With the pictures left out, copy the listing below exactly.

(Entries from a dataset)
◆ ◆ ◆ ◆ ◆

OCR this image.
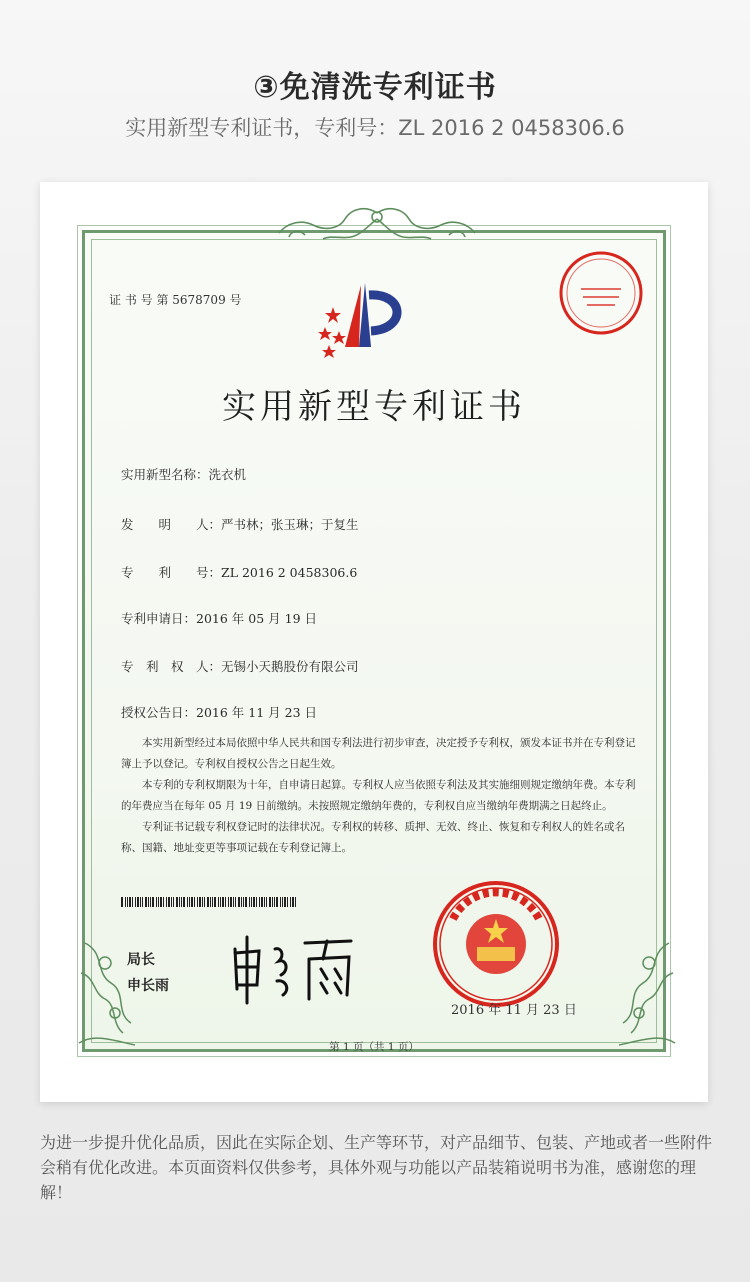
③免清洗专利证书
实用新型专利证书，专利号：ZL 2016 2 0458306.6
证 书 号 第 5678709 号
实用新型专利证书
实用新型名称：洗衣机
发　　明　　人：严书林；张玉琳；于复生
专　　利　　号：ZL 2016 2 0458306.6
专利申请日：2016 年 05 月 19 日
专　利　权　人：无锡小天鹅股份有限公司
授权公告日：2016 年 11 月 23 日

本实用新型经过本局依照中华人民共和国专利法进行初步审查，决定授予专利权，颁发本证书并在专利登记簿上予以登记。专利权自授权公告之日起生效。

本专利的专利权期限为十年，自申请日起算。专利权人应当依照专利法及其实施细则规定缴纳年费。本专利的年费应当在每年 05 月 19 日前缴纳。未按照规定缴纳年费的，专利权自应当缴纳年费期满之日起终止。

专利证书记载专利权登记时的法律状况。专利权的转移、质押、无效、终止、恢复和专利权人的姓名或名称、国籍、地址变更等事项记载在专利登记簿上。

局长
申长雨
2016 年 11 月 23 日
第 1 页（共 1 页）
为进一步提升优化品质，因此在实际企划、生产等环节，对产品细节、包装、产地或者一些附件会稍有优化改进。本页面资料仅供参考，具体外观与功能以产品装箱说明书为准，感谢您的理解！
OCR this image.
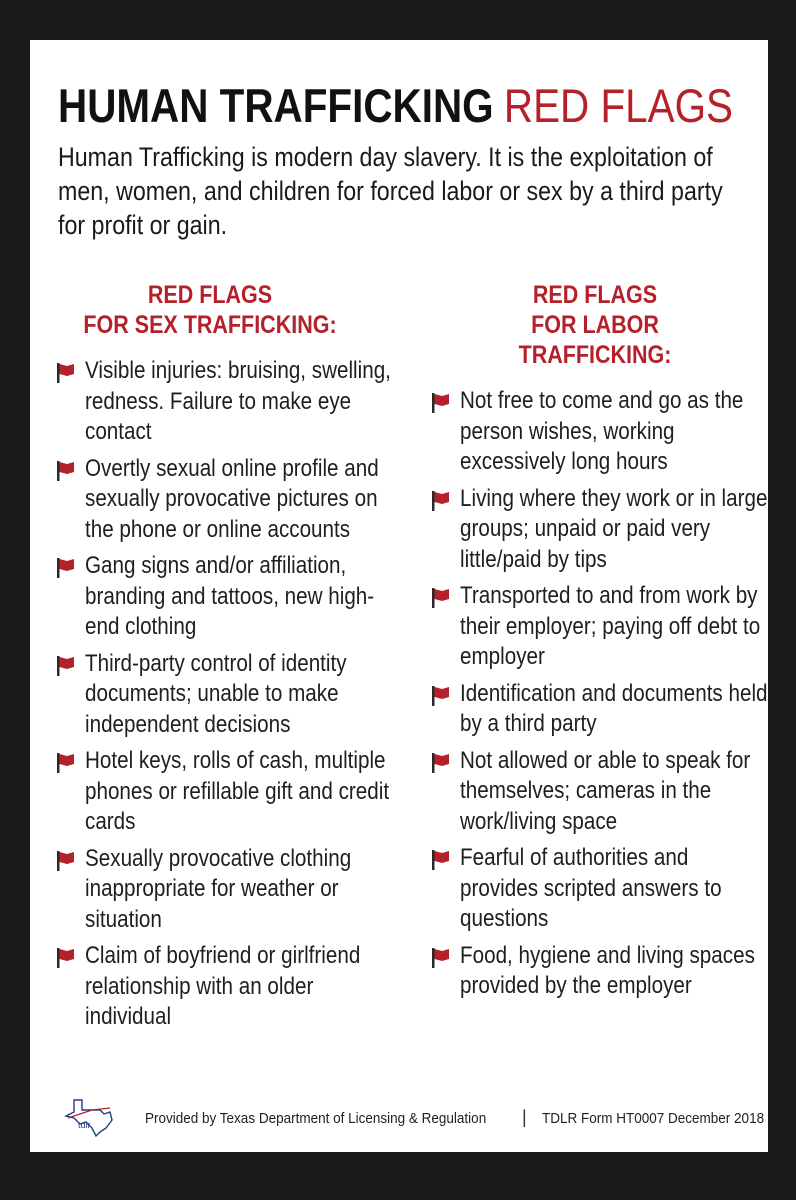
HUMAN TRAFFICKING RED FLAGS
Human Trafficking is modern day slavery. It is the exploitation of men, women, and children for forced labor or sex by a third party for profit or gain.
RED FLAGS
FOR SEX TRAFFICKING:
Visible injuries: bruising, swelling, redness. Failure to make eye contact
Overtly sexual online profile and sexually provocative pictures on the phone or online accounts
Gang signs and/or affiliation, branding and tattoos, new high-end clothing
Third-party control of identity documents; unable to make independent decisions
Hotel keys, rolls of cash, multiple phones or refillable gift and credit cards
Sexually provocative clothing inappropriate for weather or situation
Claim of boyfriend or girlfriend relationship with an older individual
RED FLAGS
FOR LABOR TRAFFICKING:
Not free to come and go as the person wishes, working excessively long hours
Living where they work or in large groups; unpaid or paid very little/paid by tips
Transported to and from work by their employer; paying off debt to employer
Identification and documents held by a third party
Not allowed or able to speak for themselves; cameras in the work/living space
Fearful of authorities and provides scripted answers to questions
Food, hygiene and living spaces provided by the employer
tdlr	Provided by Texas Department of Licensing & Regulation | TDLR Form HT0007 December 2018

◆ ◆ ◆ ◆ ◆

## Exercise response
OCR this image.
③免清洗专利证书
实用新型专利证书，专利号：ZL 2016 2 0458306.6
证 书 号 第 5678709 号
实用新型专利证书
实用新型名称：洗衣机
发　　明　　人：严书林；张玉琳；于复生
专　　利　　号：ZL 2016 2 0458306.6
专利申请日：2016 年 05 月 19 日
专　利　权　人：无锡小天鹅股份有限公司
授权公告日：2016 年 11 月 23 日

本实用新型经过本局依照中华人民共和国专利法进行初步审查，决定授予专利权，颁发本证书并在专利登记簿上予以登记。专利权自授权公告之日起生效。

本专利的专利权期限为十年，自申请日起算。专利权人应当依照专利法及其实施细则规定缴纳年费。本专利的年费应当在每年 05 月 19 日前缴纳。未按照规定缴纳年费的，专利权自应当缴纳年费期满之日起终止。

专利证书记载专利权登记时的法律状况。专利权的转移、质押、无效、终止、恢复和专利权人的姓名或名称、国籍、地址变更等事项记载在专利登记簿上。

局长
申长雨
2016 年 11 月 23 日
第 1 页（共 1 页）
为进一步提升优化品质，因此在实际企划、生产等环节，对产品细节、包装、产地或者一些附件会稍有优化改进。本页面资料仅供参考，具体外观与功能以产品装箱说明书为准，感谢您的理解！
OCR this image.
HUMAN TRAFFICKING RED FLAGS
Human Trafficking is modern day slavery. It is the exploitation of men, women, and children for forced labor or sex by a third party for profit or gain.
RED FLAGS
FOR SEX TRAFFICKING:
Visible injuries: bruising, swelling, redness. Failure to make eye contact
Overtly sexual online profile and sexually provocative pictures on the phone or online accounts
Gang signs and/or affiliation, branding and tattoos, new high-end clothing
Third-party control of identity documents; unable to make independent decisions
Hotel keys, rolls of cash, multiple phones or refillable gift and credit cards
Sexually provocative clothing inappropriate for weather or situation
Claim of boyfriend or girlfriend relationship with an older individual
RED FLAGS
FOR LABOR TRAFFICKING:
Not free to come and go as the person wishes, working excessively long hours
Living where they work or in large groups; unpaid or paid very little/paid by tips
Transported to and from work by their employer; paying off debt to employer
Identification and documents held by a third party
Not allowed or able to speak for themselves; cameras in the work/living space
Fearful of authorities and provides scripted answers to questions
Food, hygiene and living spaces provided by the employer
tdlr	Provided by Texas Department of Licensing & Regulation | TDLR Form HT0007 December 2018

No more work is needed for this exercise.